- _DESCRIPTION OF THE TASK_: Copy all the material below, exactly as it stands.

- _DATA_:
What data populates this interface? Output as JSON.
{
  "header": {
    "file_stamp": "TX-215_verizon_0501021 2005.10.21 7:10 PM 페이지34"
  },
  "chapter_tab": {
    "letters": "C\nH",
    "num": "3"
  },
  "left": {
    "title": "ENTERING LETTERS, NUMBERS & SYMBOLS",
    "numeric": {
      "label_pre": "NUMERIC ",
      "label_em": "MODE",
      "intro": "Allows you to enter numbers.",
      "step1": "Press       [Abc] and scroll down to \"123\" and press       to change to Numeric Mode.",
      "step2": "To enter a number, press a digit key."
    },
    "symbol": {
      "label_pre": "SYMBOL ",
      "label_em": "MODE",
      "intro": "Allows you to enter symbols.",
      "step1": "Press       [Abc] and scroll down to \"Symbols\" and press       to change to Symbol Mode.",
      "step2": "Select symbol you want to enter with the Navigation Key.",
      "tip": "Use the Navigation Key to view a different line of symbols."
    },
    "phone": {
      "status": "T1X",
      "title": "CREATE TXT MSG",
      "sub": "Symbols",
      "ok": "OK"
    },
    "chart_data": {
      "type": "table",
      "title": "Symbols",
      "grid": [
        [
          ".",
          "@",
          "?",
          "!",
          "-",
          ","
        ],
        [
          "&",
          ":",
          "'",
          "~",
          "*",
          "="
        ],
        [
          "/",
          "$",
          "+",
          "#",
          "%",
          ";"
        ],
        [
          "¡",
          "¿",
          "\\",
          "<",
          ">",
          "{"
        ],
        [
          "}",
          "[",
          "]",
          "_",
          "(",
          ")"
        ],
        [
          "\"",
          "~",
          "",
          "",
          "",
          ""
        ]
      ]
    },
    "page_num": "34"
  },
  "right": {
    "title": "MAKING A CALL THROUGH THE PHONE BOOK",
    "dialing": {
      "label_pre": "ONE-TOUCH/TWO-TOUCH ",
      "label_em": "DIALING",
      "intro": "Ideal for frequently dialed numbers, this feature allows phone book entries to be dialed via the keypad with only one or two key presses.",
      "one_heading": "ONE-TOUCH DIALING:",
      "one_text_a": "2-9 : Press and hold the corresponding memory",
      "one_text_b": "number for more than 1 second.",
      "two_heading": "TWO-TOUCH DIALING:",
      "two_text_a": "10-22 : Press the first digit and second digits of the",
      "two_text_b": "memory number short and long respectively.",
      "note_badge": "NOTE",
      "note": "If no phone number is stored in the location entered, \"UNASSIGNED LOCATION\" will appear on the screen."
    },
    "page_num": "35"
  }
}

- _RESPONSE FOR THIS EXERCISE_:
What data populates this interface? Output as JSON.
{
  "header": {
    "file_stamp": "TX-215_verizon_0501021 2005.10.21 7:10 PM 페이지34"
  },
  "chapter_tab": {
    "letters": "C\nH",
    "num": "3"
  },
  "left": {
    "title": "ENTERING LETTERS, NUMBERS & SYMBOLS",
    "numeric": {
      "label_pre": "NUMERIC ",
      "label_em": "MODE",
      "intro": "Allows you to enter numbers.",
      "step1": "Press       [Abc] and scroll down to \"123\" and press       to change to Numeric Mode.",
      "step2": "To enter a number, press a digit key."
    },
    "symbol": {
      "label_pre": "SYMBOL ",
      "label_em": "MODE",
      "intro": "Allows you to enter symbols.",
      "step1": "Press       [Abc] and scroll down to \"Symbols\" and press       to change to Symbol Mode.",
      "step2": "Select symbol you want to enter with the Navigation Key.",
      "tip": "Use the Navigation Key to view a different line of symbols."
    },
    "phone": {
      "status": "T1X",
      "title": "CREATE TXT MSG",
      "sub": "Symbols",
      "ok": "OK"
    },
    "chart_data": {
      "type": "table",
      "title": "Symbols",
      "grid": [
        [
          ".",
          "@",
          "?",
          "!",
          "-",
          ","
        ],
        [
          "&",
          ":",
          "'",
          "~",
          "*",
          "="
        ],
        [
          "/",
          "$",
          "+",
          "#",
          "%",
          ";"
        ],
        [
          "¡",
          "¿",
          "\\",
          "<",
          ">",
          "{"
        ],
        [
          "}",
          "[",
          "]",
          "_",
          "(",
          ")"
        ],
        [
          "\"",
          "~",
          "",
          "",
          "",
          ""
        ]
      ]
    },
    "page_num": "34"
  },
  "right": {
    "title": "MAKING A CALL THROUGH THE PHONE BOOK",
    "dialing": {
      "label_pre": "ONE-TOUCH/TWO-TOUCH ",
      "label_em": "DIALING",
      "intro": "Ideal for frequently dialed numbers, this feature allows phone book entries to be dialed via the keypad with only one or two key presses.",
      "one_heading": "ONE-TOUCH DIALING:",
      "one_text_a": "2-9 : Press and hold the corresponding memory",
      "one_text_b": "number for more than 1 second.",
      "two_heading": "TWO-TOUCH DIALING:",
      "two_text_a": "10-22 : Press the first digit and second digits of the",
      "two_text_b": "memory number short and long respectively.",
      "note_badge": "NOTE",
      "note": "If no phone number is stored in the location entered, \"UNASSIGNED LOCATION\" will appear on the screen."
    },
    "page_num": "35"
  }
}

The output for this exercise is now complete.